# [TASK DESCRIPTION]
Count the lines that include the string "neurons", and give only that number.

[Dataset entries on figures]
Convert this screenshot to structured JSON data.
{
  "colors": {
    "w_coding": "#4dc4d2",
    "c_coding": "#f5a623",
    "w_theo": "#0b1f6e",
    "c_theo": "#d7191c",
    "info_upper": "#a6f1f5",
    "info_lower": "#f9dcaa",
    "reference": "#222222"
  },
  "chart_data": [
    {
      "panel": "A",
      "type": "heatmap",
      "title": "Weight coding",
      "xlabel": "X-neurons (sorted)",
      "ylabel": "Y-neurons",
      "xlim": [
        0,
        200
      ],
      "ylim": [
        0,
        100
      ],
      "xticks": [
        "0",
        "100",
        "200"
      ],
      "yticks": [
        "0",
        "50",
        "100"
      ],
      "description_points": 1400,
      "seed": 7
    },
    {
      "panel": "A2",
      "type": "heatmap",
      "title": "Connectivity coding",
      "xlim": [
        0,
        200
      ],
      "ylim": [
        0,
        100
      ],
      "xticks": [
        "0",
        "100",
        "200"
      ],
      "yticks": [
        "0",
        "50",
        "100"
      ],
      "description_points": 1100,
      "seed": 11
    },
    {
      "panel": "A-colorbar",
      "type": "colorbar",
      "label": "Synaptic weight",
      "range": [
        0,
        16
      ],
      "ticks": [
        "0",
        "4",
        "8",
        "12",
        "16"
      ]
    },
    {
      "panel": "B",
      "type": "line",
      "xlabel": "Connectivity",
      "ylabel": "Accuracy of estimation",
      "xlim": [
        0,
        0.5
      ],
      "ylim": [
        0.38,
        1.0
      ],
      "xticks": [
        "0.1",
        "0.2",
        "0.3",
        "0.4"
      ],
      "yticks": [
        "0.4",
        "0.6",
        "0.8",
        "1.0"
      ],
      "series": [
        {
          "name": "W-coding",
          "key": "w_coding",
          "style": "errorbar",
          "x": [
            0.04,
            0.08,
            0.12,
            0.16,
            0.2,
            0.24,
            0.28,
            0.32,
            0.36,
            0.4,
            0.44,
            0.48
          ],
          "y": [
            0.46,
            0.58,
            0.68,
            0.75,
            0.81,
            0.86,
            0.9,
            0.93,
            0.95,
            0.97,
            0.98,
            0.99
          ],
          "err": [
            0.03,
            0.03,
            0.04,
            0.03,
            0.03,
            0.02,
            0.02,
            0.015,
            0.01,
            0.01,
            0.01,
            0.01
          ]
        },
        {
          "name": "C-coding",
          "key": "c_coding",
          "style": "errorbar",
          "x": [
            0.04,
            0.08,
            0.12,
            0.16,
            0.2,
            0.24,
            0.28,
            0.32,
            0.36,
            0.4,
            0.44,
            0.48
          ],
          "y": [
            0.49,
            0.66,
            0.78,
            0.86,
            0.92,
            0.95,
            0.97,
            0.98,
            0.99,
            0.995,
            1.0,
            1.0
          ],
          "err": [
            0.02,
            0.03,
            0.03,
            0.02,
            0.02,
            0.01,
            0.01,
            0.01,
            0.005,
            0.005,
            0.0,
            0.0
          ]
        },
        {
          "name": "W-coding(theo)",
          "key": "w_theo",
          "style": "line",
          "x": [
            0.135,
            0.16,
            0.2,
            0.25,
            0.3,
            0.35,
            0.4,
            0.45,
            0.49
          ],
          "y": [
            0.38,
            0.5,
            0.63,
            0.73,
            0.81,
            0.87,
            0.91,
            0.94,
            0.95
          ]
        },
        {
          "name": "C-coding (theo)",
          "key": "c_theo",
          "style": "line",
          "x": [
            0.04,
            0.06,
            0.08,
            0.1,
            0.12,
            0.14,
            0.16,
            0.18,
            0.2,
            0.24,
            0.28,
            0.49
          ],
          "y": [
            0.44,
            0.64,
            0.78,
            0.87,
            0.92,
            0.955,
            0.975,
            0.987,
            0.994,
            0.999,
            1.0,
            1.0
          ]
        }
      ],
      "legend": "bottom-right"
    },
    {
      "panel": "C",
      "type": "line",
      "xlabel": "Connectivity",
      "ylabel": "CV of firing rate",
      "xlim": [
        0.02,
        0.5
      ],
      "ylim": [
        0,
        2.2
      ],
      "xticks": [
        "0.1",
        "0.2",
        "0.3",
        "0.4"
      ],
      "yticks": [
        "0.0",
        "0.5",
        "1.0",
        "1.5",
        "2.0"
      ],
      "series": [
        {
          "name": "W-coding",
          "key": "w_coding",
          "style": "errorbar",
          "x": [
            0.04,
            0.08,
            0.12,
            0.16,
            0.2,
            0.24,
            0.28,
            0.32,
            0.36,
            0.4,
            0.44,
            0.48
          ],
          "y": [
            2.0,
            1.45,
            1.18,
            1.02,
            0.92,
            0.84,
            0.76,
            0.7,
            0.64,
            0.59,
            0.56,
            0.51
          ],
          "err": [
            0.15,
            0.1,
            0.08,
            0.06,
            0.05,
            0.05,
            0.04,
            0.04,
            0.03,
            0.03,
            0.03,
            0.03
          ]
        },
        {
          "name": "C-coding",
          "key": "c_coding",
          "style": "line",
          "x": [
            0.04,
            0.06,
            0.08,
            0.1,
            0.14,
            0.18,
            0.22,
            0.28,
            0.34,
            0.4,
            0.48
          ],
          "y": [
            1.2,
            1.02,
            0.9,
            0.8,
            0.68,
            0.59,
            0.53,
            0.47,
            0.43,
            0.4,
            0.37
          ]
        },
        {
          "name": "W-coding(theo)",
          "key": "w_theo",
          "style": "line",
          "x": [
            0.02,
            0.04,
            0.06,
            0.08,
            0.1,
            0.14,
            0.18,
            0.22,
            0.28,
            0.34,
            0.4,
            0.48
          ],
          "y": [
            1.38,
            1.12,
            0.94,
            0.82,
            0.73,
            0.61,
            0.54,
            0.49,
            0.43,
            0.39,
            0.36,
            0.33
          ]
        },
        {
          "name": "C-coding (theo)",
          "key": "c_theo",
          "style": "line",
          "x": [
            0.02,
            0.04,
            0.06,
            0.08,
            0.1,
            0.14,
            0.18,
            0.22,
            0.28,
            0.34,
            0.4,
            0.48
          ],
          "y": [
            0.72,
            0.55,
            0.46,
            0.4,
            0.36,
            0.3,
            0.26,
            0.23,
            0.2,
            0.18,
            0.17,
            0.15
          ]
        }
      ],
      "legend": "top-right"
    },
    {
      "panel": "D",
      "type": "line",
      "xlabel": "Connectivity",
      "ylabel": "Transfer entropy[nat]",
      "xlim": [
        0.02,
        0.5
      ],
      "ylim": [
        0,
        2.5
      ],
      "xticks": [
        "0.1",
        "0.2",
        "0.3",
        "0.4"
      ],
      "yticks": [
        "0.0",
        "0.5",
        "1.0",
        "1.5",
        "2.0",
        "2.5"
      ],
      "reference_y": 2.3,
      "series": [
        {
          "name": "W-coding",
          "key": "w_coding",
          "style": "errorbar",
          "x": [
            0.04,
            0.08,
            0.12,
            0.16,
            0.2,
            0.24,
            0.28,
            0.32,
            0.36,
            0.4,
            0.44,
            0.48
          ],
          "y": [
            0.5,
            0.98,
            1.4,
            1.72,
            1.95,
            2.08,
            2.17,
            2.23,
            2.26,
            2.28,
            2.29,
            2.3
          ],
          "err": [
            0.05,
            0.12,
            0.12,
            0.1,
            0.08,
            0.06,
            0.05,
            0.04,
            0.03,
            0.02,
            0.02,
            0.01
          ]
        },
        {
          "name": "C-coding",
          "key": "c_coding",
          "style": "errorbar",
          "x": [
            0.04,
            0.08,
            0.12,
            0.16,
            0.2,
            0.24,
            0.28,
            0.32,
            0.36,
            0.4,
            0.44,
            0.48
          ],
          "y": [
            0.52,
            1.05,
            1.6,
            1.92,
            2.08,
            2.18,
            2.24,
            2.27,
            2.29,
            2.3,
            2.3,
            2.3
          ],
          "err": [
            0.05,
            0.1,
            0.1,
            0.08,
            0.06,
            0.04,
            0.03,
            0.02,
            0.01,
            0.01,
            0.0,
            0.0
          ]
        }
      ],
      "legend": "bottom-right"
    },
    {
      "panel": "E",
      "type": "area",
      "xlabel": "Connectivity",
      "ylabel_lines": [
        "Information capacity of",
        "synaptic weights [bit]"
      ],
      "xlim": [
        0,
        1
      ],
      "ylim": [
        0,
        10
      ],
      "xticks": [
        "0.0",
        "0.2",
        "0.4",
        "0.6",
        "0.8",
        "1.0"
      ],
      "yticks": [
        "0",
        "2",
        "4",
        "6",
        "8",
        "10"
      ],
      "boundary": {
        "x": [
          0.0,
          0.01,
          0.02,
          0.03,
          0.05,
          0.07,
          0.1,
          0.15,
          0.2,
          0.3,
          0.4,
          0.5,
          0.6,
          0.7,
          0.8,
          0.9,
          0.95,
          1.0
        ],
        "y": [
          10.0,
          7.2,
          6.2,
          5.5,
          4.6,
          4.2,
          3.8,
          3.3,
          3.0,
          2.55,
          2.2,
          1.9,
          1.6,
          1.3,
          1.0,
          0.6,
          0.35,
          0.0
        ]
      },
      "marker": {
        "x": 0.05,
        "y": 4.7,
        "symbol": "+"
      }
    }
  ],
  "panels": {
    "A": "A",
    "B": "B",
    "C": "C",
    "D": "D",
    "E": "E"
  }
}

# [REPLY]
2